Look through the records below and give the number of lines holding the string "Graf", nothing more.

_ITEMS_
------------

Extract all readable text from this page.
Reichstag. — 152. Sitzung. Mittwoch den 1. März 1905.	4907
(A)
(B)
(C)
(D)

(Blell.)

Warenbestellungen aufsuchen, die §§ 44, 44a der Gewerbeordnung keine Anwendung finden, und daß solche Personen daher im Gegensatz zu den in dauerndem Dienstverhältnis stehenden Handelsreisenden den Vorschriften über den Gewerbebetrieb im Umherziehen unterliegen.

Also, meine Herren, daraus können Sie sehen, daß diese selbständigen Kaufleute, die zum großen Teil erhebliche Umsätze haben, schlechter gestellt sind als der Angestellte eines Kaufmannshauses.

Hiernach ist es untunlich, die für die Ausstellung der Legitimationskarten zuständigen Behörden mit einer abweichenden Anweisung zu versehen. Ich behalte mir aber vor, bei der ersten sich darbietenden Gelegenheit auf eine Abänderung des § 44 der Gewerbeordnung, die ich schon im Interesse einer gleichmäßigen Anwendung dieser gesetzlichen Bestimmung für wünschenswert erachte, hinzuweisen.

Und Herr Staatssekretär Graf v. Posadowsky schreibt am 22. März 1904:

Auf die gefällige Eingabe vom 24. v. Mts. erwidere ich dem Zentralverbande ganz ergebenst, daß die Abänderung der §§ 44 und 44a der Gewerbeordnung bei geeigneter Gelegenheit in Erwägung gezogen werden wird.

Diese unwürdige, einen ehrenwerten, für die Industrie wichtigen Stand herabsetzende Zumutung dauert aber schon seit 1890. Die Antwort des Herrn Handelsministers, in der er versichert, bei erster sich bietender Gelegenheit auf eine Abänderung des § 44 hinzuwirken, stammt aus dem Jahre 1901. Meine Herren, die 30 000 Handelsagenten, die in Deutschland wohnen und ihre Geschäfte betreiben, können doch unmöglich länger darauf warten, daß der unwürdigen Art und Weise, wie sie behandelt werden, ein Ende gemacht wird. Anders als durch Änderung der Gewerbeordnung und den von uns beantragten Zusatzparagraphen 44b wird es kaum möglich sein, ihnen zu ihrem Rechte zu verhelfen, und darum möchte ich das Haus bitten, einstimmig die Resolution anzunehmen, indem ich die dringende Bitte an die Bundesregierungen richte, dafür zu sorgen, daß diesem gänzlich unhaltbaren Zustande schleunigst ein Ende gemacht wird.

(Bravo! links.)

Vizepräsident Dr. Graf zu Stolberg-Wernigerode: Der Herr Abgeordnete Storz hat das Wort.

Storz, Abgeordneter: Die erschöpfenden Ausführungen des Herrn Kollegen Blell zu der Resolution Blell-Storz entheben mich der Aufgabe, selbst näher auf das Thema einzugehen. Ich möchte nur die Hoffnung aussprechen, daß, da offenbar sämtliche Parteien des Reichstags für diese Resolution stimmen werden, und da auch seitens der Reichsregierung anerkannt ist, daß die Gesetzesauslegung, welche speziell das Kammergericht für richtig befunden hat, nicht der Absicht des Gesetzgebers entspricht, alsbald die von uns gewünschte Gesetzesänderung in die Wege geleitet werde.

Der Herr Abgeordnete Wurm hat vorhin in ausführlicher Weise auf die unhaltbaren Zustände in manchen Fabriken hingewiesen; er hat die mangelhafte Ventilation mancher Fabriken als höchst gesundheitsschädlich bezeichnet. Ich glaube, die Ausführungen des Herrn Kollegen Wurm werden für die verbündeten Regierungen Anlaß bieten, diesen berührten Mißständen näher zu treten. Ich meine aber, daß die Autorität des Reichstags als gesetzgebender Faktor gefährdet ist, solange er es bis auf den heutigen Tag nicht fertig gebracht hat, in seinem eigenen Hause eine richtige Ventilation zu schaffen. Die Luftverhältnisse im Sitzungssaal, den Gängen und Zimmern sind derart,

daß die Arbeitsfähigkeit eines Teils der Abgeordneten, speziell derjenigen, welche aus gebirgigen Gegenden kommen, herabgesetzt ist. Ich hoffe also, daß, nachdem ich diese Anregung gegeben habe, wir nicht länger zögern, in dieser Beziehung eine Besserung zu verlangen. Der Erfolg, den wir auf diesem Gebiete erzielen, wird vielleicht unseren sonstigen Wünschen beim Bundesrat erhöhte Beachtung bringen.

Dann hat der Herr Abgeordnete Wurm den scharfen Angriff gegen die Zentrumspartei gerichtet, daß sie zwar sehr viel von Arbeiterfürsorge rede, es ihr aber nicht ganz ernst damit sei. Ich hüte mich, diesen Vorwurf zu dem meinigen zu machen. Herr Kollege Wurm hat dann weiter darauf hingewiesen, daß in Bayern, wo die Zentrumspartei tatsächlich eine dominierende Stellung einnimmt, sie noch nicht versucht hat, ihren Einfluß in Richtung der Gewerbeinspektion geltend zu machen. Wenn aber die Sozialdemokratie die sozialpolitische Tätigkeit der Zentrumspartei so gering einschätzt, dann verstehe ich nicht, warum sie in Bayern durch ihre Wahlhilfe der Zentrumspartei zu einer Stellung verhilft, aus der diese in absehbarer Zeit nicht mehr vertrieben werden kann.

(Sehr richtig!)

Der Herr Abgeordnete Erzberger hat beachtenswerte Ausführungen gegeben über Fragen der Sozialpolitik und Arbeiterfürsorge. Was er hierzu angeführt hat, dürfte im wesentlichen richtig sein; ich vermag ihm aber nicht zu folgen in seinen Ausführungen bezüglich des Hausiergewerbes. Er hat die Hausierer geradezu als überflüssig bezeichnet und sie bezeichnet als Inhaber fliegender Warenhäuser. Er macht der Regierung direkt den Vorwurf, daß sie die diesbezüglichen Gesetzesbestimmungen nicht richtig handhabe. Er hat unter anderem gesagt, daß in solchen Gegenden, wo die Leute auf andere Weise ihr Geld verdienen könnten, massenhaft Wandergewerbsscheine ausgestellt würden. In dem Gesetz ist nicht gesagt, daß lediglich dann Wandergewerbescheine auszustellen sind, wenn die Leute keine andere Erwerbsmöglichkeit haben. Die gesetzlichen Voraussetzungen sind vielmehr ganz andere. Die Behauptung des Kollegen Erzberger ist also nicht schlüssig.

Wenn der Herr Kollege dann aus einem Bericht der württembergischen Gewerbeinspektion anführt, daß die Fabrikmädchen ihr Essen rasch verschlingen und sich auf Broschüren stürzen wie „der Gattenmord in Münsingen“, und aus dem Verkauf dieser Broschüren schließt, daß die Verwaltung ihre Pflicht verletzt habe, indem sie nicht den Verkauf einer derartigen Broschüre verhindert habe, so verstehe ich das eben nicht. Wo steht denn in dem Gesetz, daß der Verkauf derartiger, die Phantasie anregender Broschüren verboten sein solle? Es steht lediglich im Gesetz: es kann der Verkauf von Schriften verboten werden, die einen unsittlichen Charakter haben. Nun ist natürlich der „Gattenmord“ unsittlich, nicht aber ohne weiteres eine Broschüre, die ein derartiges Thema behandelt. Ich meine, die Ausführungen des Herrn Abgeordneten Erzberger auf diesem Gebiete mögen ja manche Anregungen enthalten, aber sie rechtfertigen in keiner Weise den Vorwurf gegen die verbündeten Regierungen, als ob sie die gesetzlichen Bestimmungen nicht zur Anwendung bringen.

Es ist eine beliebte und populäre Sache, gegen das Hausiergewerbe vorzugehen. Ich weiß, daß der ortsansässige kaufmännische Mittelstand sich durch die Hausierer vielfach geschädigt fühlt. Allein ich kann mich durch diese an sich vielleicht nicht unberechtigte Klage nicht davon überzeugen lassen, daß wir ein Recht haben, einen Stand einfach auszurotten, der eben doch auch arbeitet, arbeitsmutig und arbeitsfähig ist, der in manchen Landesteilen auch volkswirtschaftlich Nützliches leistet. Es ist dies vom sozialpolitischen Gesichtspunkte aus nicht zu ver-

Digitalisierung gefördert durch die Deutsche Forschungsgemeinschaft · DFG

------------

_COMPLETED TASK_
2